§ Stored data entries:
□ □ □ □
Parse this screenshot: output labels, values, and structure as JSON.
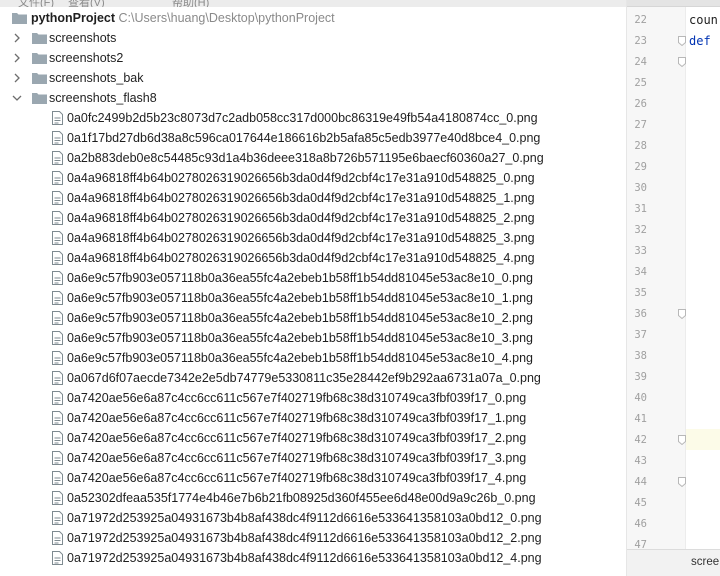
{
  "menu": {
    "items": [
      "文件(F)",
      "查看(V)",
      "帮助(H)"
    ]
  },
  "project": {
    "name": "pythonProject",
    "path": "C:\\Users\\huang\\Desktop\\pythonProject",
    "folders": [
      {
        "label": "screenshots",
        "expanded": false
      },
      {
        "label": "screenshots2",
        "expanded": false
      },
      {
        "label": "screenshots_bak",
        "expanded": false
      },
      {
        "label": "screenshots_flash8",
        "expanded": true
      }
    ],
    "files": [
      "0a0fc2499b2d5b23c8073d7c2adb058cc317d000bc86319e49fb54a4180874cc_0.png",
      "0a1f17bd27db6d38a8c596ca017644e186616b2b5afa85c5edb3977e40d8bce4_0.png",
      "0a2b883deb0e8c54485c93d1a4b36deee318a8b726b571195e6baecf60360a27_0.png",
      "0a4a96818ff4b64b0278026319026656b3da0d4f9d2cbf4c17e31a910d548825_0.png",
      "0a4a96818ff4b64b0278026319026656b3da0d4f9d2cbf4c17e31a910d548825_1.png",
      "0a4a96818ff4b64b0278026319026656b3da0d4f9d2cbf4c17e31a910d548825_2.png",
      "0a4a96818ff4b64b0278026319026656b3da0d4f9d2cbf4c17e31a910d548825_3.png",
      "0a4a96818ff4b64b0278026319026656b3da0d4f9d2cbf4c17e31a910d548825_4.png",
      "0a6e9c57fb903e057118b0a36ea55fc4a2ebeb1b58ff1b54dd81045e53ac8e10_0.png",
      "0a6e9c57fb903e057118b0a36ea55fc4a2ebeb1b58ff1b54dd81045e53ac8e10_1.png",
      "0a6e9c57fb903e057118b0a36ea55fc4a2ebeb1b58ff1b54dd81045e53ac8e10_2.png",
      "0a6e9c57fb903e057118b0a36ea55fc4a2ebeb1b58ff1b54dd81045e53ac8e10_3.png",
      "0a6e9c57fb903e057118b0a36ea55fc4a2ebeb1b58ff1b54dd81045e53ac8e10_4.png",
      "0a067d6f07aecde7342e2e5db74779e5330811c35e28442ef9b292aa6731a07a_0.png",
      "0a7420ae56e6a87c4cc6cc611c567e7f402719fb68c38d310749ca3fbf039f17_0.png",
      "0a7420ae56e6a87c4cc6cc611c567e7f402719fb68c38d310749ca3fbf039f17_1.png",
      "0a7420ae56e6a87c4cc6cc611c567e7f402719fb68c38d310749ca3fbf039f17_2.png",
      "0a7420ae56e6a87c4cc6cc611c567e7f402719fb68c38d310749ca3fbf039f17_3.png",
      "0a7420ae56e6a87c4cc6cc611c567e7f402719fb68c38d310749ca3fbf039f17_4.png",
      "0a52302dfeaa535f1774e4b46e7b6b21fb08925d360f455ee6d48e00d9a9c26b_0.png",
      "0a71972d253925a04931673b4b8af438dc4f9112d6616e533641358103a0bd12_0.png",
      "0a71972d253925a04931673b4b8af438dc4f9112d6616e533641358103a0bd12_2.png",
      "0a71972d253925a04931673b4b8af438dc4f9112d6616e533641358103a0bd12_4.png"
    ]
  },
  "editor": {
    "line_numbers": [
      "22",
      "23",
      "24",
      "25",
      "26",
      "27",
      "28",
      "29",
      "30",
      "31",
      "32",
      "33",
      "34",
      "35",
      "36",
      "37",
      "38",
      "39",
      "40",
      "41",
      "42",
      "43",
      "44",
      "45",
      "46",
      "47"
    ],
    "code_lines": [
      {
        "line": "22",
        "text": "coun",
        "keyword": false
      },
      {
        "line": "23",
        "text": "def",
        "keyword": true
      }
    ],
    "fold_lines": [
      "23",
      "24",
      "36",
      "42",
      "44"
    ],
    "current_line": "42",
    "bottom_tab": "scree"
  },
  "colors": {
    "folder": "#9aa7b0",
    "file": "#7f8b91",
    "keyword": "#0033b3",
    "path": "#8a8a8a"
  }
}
□ □ □ □
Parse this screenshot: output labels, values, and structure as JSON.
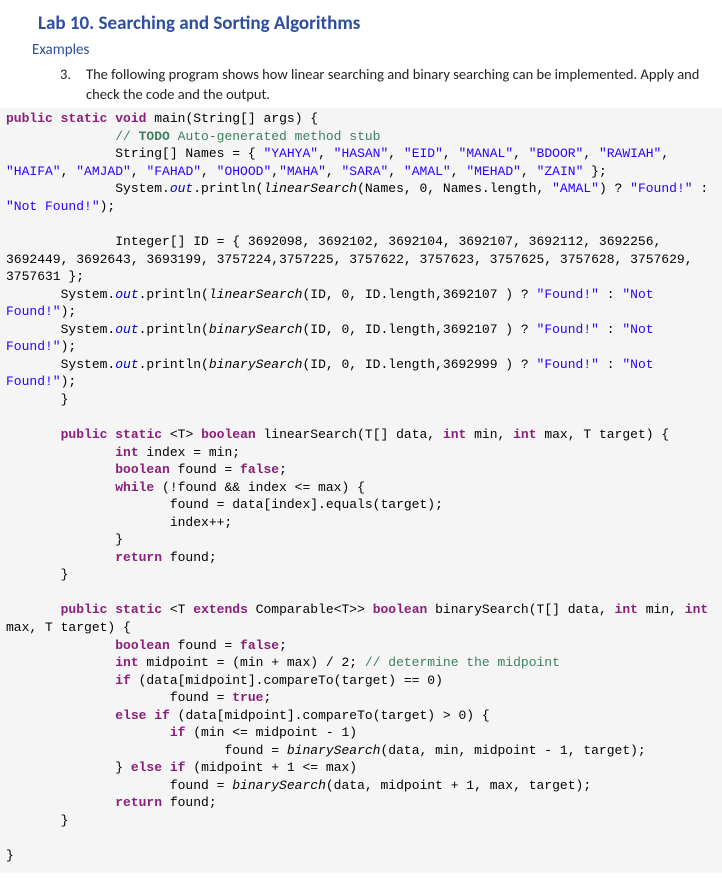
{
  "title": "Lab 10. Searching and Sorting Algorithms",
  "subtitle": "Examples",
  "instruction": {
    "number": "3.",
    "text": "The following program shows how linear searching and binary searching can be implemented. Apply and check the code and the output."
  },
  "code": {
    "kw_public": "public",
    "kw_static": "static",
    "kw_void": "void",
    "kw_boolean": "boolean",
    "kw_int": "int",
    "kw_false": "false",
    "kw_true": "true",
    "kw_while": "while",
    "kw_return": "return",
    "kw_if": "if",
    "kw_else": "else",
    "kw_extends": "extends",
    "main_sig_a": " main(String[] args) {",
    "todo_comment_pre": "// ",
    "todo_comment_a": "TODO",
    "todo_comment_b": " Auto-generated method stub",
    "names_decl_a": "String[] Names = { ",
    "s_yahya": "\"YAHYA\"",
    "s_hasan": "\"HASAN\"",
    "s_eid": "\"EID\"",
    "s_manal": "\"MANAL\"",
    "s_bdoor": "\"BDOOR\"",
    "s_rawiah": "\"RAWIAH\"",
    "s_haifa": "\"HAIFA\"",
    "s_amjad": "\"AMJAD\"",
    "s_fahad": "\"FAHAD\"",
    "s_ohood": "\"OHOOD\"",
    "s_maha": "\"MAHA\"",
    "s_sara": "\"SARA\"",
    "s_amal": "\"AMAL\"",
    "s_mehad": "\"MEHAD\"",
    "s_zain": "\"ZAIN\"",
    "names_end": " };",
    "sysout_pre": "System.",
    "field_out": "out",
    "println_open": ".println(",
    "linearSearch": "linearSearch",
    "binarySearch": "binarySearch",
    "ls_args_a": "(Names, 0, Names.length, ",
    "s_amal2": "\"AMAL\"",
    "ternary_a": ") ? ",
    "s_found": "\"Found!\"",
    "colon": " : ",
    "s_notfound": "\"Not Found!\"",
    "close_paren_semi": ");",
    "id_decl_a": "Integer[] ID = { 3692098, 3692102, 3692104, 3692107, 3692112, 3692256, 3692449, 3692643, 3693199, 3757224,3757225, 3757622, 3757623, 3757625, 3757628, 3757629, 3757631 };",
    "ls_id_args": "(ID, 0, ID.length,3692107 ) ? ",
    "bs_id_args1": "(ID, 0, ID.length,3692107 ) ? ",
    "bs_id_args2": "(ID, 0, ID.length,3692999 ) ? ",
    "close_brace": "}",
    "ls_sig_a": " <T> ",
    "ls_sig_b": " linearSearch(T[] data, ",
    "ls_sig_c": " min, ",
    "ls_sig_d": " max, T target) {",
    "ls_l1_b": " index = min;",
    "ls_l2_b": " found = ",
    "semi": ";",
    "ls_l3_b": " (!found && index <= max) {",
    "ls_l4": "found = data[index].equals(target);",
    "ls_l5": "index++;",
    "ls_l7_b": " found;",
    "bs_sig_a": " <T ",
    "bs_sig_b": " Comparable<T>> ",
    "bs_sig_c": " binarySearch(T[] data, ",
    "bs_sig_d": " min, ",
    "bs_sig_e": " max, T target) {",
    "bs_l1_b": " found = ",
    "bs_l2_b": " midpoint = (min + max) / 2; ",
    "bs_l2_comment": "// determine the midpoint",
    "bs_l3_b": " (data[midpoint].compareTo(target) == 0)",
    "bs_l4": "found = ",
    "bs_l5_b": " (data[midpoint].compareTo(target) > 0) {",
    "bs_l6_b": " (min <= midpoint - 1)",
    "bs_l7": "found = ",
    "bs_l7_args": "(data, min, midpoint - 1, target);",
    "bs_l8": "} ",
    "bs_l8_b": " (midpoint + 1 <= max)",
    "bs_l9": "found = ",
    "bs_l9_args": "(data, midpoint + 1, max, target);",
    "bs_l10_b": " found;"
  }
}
□ □ □ □
§ The exercise:
Review the material and copy each line in which the word "compareTo" appears.

§ The reply:
    "bs_l3_b": " (data[midpoint].compareTo(target) == 0)",
    "bs_l5_b": " (data[midpoint].compareTo(target) > 0) {",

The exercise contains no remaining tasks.